-- Begin Provided records --
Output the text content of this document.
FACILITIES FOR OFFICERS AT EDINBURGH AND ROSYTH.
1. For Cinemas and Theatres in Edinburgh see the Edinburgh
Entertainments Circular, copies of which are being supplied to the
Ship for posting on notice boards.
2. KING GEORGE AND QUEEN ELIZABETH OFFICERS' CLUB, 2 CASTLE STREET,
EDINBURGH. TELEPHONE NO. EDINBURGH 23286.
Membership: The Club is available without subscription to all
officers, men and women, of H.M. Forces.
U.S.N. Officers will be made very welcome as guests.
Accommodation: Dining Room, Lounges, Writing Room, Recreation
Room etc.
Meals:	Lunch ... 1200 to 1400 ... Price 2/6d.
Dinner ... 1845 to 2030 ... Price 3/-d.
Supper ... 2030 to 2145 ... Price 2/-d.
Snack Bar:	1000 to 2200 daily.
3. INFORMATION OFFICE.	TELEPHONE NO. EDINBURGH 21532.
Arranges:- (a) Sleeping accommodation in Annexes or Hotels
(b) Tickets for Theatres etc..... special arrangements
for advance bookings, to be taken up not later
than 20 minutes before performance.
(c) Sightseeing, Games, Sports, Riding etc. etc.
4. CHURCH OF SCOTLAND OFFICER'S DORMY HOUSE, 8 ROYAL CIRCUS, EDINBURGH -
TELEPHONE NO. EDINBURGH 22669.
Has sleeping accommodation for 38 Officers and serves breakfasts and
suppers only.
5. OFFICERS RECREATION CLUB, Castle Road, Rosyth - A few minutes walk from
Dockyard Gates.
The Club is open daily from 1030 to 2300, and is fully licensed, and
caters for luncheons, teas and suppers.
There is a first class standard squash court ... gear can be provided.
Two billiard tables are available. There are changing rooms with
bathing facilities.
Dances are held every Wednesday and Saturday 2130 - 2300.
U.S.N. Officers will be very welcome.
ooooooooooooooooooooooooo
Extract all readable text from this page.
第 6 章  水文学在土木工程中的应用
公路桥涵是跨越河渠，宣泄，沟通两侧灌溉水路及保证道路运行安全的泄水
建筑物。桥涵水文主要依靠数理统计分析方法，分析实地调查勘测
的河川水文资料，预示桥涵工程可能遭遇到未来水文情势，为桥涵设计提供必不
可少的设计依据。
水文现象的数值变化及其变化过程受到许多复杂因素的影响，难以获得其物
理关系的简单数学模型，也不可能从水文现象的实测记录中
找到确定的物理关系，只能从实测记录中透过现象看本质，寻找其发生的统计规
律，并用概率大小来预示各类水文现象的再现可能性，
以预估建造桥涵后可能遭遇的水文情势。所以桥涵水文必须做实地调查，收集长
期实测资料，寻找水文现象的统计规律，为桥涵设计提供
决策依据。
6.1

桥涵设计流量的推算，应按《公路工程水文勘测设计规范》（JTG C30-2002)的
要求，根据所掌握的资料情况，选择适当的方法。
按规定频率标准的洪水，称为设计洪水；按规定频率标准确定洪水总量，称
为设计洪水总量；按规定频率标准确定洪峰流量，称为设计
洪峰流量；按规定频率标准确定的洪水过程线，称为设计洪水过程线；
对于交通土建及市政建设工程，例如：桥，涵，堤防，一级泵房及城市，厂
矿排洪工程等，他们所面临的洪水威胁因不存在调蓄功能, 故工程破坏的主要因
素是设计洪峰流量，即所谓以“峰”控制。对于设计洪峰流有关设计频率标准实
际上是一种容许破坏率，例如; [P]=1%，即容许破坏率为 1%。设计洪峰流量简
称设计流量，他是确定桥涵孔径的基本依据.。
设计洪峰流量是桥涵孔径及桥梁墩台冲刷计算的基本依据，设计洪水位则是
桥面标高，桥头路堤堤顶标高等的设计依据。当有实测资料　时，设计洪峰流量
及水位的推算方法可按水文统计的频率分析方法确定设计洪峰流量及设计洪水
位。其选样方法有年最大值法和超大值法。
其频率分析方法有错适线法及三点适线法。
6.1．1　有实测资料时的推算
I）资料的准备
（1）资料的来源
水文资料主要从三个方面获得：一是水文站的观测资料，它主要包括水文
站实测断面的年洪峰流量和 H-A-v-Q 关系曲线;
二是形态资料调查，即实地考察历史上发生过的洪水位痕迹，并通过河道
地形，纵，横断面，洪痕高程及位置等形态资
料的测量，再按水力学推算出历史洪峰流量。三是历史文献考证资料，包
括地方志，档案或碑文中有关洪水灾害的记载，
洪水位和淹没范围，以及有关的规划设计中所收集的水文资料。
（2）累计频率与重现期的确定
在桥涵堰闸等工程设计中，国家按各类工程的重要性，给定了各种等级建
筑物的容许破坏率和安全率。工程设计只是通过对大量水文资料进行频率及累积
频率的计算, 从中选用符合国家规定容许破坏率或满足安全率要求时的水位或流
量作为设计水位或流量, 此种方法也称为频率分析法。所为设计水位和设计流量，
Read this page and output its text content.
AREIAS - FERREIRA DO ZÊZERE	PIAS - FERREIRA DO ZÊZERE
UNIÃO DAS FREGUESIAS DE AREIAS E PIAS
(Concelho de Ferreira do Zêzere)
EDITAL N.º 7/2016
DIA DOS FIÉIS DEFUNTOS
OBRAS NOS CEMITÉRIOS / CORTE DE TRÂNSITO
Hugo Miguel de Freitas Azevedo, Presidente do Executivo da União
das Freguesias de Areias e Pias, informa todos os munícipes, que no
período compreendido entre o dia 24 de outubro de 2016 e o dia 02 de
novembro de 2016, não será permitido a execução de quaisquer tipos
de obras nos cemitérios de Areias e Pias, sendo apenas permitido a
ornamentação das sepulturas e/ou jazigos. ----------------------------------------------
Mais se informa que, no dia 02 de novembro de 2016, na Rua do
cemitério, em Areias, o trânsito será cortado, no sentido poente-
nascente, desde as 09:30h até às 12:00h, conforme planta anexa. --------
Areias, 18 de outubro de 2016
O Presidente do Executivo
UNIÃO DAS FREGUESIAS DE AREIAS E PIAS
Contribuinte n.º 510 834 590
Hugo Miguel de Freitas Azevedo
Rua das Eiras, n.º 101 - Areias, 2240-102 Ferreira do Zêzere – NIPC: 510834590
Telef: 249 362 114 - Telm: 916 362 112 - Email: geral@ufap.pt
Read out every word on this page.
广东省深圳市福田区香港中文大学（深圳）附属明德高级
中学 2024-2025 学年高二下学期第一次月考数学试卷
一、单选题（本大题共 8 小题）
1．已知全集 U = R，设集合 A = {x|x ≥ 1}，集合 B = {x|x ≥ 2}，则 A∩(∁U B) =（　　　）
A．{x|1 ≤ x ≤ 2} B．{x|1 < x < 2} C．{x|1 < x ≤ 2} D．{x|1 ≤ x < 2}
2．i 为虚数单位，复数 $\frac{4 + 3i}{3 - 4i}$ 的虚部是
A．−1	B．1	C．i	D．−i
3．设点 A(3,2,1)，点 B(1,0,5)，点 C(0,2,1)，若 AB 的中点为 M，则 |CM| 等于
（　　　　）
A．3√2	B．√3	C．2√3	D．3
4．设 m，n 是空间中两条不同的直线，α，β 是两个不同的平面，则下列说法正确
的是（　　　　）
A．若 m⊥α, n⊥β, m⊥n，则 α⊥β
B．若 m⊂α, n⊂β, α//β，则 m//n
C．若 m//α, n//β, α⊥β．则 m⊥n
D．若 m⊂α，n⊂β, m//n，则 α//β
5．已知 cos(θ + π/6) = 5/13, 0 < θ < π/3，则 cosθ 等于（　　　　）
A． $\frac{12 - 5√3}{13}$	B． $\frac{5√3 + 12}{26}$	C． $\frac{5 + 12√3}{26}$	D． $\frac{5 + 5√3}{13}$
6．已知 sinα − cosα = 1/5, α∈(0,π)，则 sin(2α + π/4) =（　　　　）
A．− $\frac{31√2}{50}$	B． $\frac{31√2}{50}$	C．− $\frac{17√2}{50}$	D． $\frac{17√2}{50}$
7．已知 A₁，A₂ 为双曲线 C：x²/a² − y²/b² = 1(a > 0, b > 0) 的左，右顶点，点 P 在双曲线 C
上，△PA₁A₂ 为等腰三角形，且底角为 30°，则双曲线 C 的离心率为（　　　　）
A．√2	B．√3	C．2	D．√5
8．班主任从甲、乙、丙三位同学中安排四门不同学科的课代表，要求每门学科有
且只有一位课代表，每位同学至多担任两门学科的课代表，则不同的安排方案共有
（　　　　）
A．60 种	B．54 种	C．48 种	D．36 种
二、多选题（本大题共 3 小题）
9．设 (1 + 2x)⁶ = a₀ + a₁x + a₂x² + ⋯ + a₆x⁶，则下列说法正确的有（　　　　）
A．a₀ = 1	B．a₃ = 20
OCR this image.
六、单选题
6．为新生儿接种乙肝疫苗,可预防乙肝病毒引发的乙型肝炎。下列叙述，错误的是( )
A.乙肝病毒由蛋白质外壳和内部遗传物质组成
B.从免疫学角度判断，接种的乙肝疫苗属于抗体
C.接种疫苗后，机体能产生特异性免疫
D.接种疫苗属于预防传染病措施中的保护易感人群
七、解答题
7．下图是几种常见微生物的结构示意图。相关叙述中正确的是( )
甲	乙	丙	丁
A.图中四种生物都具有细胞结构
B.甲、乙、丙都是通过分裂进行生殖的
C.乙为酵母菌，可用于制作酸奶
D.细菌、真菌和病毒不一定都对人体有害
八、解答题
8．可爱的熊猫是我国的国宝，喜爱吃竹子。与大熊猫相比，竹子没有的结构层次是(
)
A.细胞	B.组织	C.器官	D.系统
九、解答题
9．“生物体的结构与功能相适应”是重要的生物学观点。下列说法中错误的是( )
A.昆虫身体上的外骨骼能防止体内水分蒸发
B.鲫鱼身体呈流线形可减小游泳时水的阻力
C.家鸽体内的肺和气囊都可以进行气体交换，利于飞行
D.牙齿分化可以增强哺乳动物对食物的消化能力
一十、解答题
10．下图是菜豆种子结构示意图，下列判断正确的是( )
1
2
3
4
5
-- End Provided records --
The problem: Gather and copy every line of the data in which the string "Azevedo" is found.

Complete response:
Hugo Miguel de Freitas Azevedo, Presidente do Executivo da União
Hugo Miguel de Freitas Azevedo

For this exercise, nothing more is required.